▶ _Goal of the exercise_: Go through the listing below and gather every line with the word "this".

▶ _Material provided_:
>>

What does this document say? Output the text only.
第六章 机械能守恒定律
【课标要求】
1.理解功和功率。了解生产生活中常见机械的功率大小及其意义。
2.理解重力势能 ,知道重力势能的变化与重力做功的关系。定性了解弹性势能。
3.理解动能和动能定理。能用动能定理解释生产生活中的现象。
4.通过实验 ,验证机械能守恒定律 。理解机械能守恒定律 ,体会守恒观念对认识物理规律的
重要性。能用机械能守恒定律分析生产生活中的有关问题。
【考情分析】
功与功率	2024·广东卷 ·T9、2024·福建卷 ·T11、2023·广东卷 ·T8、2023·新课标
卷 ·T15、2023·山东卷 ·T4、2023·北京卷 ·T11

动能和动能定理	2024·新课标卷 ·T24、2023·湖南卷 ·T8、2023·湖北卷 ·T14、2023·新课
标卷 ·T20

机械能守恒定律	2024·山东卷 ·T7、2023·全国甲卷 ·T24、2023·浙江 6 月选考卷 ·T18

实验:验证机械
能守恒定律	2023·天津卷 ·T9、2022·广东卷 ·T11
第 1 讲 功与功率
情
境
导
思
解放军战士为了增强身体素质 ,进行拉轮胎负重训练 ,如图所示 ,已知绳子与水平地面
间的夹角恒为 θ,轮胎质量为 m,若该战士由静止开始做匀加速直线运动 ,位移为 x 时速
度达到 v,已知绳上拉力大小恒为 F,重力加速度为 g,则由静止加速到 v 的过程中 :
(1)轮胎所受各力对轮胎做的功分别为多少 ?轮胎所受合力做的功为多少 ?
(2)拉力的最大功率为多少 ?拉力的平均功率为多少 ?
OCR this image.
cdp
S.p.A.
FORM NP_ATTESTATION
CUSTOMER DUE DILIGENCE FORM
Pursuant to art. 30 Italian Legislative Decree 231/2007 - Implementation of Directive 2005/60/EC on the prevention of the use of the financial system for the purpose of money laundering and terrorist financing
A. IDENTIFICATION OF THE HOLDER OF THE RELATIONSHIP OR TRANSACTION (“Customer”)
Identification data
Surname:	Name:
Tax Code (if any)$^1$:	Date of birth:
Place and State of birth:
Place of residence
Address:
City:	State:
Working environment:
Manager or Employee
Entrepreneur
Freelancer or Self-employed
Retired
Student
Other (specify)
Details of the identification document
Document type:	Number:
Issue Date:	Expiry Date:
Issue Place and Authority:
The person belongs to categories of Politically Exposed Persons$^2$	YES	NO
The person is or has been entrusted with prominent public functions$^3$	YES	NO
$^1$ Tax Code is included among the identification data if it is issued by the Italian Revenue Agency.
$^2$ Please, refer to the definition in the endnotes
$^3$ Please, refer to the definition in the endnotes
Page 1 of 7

<<

▶ _Task output_:
What does this document say? Output the text only.
OCR this image.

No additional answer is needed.